- **STATED PROBLEM**
Wherever the word "comme" appears in the entries, copy the whole line.

- **STORED ROWS**
....................

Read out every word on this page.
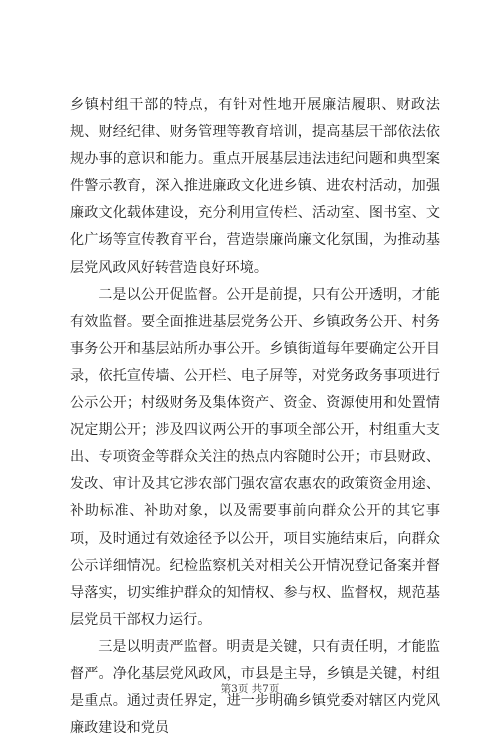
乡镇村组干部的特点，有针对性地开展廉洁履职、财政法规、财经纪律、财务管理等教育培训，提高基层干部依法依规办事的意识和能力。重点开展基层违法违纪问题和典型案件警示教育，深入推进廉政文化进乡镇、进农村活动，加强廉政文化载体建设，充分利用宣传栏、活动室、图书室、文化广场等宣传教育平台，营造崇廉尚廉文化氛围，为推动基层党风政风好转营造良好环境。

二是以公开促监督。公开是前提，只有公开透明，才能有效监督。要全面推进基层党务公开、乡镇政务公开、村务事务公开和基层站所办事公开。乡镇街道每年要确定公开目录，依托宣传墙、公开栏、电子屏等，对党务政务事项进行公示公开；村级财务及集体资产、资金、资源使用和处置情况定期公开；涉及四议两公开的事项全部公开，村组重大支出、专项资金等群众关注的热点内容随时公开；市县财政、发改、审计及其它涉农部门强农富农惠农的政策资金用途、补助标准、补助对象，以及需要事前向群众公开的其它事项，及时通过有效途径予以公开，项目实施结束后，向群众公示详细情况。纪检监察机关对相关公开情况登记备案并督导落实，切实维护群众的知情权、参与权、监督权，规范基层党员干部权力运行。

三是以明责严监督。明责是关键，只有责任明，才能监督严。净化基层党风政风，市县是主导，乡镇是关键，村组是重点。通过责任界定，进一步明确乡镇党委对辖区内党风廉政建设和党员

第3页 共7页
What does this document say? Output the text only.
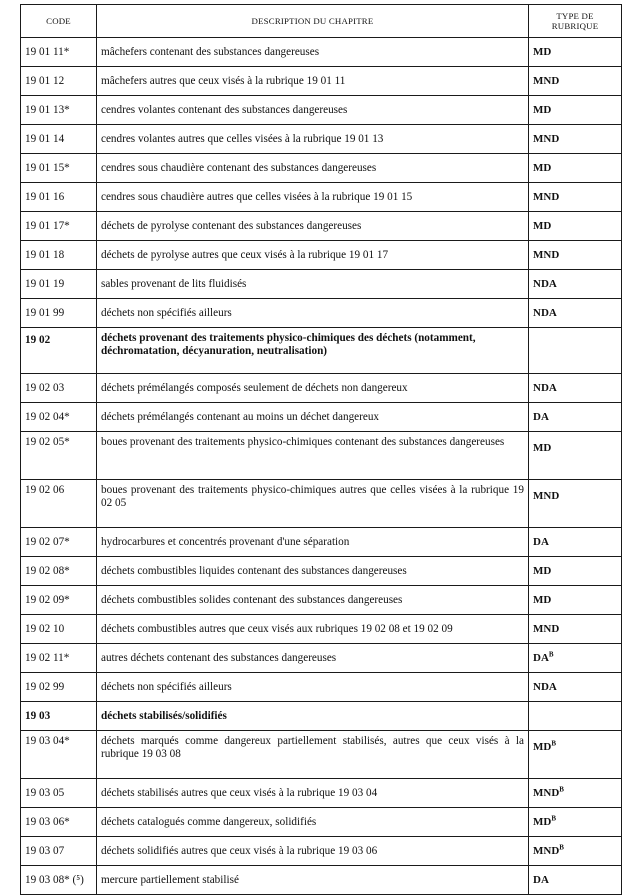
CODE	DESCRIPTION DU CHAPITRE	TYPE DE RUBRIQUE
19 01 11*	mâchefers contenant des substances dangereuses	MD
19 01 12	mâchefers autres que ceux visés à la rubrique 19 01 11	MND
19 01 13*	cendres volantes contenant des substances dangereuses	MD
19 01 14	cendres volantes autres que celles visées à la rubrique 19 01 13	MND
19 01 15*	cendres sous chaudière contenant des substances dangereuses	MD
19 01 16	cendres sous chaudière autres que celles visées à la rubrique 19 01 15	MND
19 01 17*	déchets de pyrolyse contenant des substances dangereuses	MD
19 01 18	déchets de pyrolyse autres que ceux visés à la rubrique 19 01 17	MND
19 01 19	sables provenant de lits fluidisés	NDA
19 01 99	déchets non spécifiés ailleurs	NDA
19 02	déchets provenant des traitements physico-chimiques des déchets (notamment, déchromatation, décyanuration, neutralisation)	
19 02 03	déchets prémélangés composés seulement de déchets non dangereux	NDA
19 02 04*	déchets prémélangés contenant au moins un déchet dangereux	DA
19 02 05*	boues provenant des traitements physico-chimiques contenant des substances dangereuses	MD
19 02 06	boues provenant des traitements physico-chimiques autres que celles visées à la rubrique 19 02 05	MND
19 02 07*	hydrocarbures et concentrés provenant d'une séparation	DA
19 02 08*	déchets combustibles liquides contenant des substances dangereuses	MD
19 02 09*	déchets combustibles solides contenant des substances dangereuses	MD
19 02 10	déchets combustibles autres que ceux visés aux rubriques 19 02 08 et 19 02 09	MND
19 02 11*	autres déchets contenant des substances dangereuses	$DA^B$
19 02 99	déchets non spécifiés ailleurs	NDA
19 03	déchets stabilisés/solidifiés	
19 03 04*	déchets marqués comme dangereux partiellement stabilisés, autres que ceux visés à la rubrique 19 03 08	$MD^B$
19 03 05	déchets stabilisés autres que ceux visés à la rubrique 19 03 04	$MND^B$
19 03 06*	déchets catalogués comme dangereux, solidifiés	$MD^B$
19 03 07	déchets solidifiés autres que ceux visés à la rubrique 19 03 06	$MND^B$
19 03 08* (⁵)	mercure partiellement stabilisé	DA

....................

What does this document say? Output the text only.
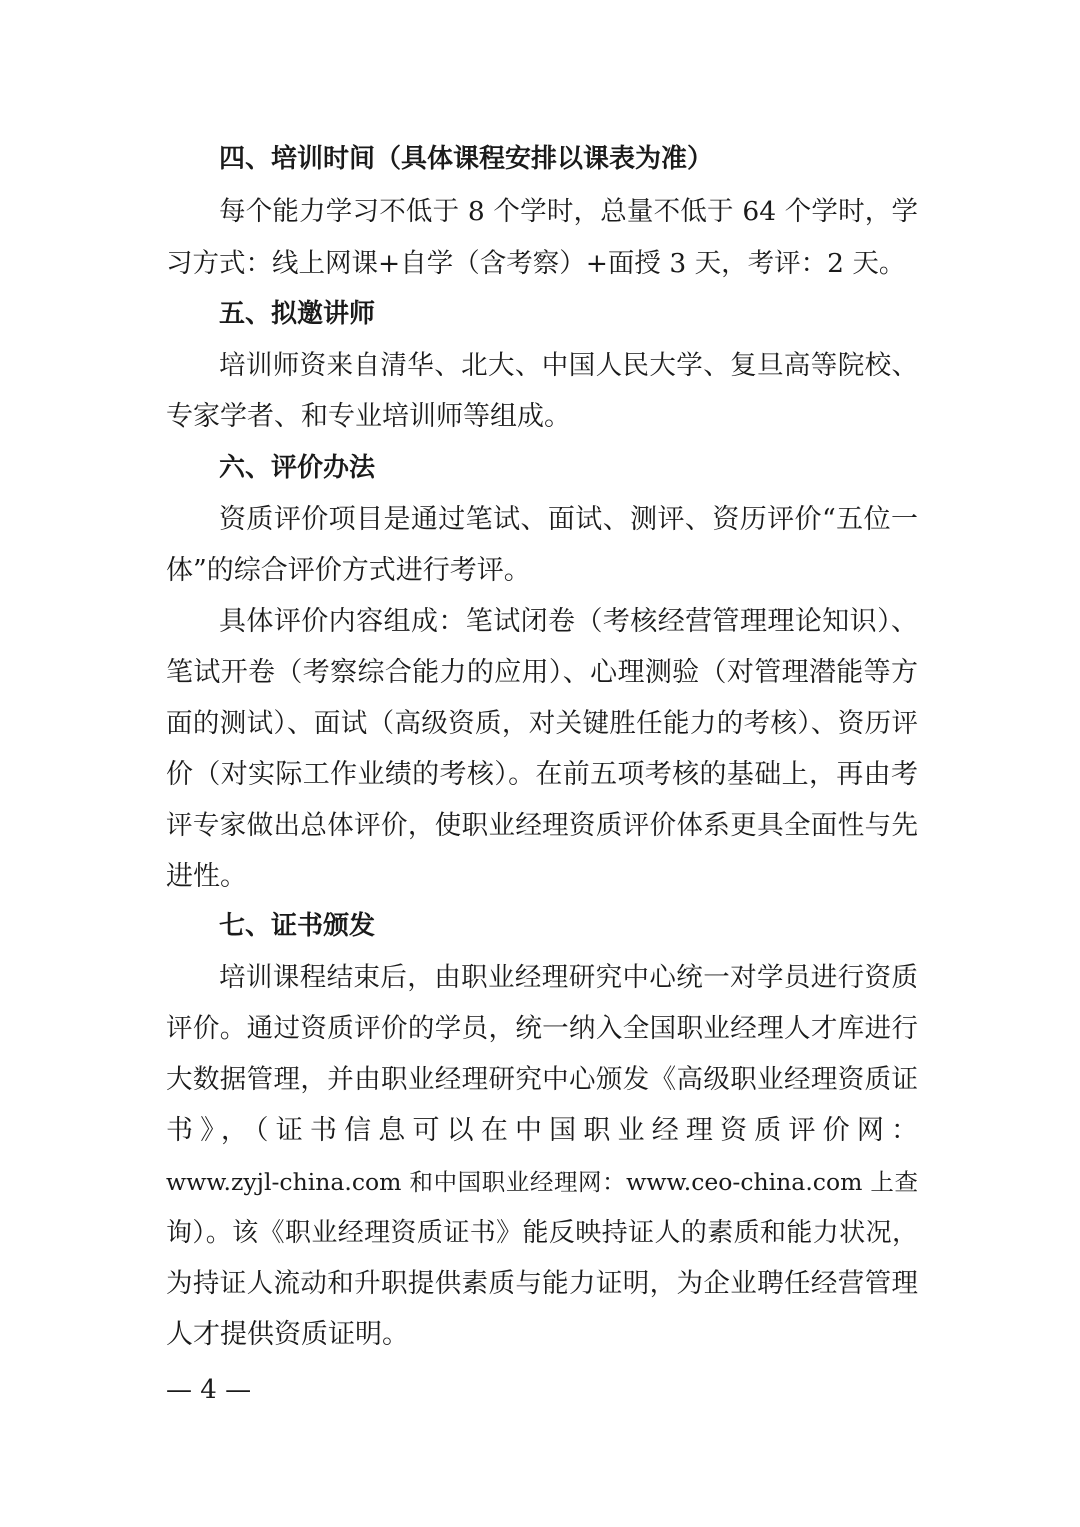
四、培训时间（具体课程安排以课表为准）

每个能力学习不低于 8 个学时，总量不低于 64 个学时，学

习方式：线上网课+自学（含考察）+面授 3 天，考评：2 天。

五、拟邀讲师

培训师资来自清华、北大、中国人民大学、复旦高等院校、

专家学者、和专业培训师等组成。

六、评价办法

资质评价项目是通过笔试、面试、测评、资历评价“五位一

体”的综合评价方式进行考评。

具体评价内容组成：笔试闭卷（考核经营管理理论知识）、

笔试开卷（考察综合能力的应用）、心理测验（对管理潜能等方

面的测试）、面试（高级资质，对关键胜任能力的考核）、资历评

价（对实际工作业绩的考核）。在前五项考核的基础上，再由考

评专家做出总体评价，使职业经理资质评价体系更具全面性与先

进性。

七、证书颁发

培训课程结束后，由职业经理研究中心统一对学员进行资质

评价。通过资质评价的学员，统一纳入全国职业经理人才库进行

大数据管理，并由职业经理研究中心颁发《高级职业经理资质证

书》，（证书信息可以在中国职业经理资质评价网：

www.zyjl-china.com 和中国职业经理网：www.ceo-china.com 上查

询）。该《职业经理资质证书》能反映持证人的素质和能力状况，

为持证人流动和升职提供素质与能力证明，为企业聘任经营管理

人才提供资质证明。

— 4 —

....................

- **TASK OUTPUT**
19 03 04*	déchets marqués comme dangereux partiellement stabilisés, autres que ceux visés à la rubrique 19 03 08	$MD^B$
19 03 06*	déchets catalogués comme dangereux, solidifiés	$MD^B$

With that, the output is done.